* [Your goal] The records below should be written out again, exactly.

(Source records)
-----
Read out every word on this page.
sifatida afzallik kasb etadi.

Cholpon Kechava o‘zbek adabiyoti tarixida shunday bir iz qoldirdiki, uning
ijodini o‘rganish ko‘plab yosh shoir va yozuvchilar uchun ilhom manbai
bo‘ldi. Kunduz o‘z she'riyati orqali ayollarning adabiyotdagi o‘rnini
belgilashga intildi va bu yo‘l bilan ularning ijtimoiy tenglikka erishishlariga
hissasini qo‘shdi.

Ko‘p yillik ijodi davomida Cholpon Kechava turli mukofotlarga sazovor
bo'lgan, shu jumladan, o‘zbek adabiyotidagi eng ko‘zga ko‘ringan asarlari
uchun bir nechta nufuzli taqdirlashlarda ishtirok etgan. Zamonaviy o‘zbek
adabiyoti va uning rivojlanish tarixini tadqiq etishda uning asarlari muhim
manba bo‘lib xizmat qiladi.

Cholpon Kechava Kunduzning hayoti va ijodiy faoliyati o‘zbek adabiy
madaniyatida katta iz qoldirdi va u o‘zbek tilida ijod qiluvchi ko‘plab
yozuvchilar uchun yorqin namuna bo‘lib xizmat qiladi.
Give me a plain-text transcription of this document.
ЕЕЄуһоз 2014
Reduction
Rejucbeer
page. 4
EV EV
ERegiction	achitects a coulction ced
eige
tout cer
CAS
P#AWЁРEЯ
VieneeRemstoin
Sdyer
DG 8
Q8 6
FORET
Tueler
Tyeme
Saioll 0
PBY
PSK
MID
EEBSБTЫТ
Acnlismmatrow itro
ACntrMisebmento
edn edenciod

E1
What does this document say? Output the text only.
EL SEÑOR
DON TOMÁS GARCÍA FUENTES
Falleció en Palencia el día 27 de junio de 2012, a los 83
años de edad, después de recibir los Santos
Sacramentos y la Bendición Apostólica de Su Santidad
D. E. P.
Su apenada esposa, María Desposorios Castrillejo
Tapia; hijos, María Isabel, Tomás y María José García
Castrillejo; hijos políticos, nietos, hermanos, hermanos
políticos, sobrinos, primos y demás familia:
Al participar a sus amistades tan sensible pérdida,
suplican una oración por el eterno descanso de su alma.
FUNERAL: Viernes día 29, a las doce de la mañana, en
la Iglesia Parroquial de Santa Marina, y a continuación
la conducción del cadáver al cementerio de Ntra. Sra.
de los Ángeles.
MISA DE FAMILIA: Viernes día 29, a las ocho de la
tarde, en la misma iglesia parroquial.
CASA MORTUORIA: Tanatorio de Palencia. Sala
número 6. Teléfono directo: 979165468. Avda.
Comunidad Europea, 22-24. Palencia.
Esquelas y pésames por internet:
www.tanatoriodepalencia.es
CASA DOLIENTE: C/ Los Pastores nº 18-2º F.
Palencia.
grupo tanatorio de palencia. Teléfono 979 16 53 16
-----
* [Task solution]
Read out every word on this page.
sifatida afzallik kasb etadi.

Cholpon Kechava o‘zbek adabiyoti tarixida shunday bir iz qoldirdiki, uning
ijodini o‘rganish ko‘plab yosh shoir va yozuvchilar uchun ilhom manbai
bo‘ldi. Kunduz o‘z she'riyati orqali ayollarning adabiyotdagi o‘rnini
belgilashga intildi va bu yo‘l bilan ularning ijtimoiy tenglikka erishishlariga
hissasini qo‘shdi.

Ko‘p yillik ijodi davomida Cholpon Kechava turli mukofotlarga sazovor
bo'lgan, shu jumladan, o‘zbek adabiyotidagi eng ko‘zga ko‘ringan asarlari
uchun bir nechta nufuzli taqdirlashlarda ishtirok etgan. Zamonaviy o‘zbek
adabiyoti va uning rivojlanish tarixini tadqiq etishda uning asarlari muhim
manba bo‘lib xizmat qiladi.

Cholpon Kechava Kunduzning hayoti va ijodiy faoliyati o‘zbek adabiy
madaniyatida katta iz qoldirdi va u o‘zbek tilida ijod qiluvchi ko‘plab
yozuvchilar uchun yorqin namuna bo‘lib xizmat qiladi.
Give me a plain-text transcription of this document.
ЕЕЄуһоз 2014
Reduction
Rejucbeer
page. 4
EV EV
ERegiction	achitects a coulction ced
eige
tout cer
CAS
P#AWЁРEЯ
VieneeRemstoin
Sdyer
DG 8
Q8 6
FORET
Tueler
Tyeme
Saioll 0
PBY
PSK
MID
EEBSБTЫТ
Acnlismmatrow itro
ACntrMisebmento
edn edenciod

E1
What does this document say? Output the text only.
EL SEÑOR
DON TOMÁS GARCÍA FUENTES
Falleció en Palencia el día 27 de junio de 2012, a los 83
años de edad, después de recibir los Santos
Sacramentos y la Bendición Apostólica de Su Santidad
D. E. P.
Su apenada esposa, María Desposorios Castrillejo
Tapia; hijos, María Isabel, Tomás y María José García
Castrillejo; hijos políticos, nietos, hermanos, hermanos
políticos, sobrinos, primos y demás familia:
Al participar a sus amistades tan sensible pérdida,
suplican una oración por el eterno descanso de su alma.
FUNERAL: Viernes día 29, a las doce de la mañana, en
la Iglesia Parroquial de Santa Marina, y a continuación
la conducción del cadáver al cementerio de Ntra. Sra.
de los Ángeles.
MISA DE FAMILIA: Viernes día 29, a las ocho de la
tarde, en la misma iglesia parroquial.
CASA MORTUORIA: Tanatorio de Palencia. Sala
número 6. Teléfono directo: 979165468. Avda.
Comunidad Europea, 22-24. Palencia.
Esquelas y pésames por internet:
www.tanatoriodepalencia.es
CASA DOLIENTE: C/ Los Pastores nº 18-2º F.
Palencia.
grupo tanatorio de palencia. Teléfono 979 16 53 16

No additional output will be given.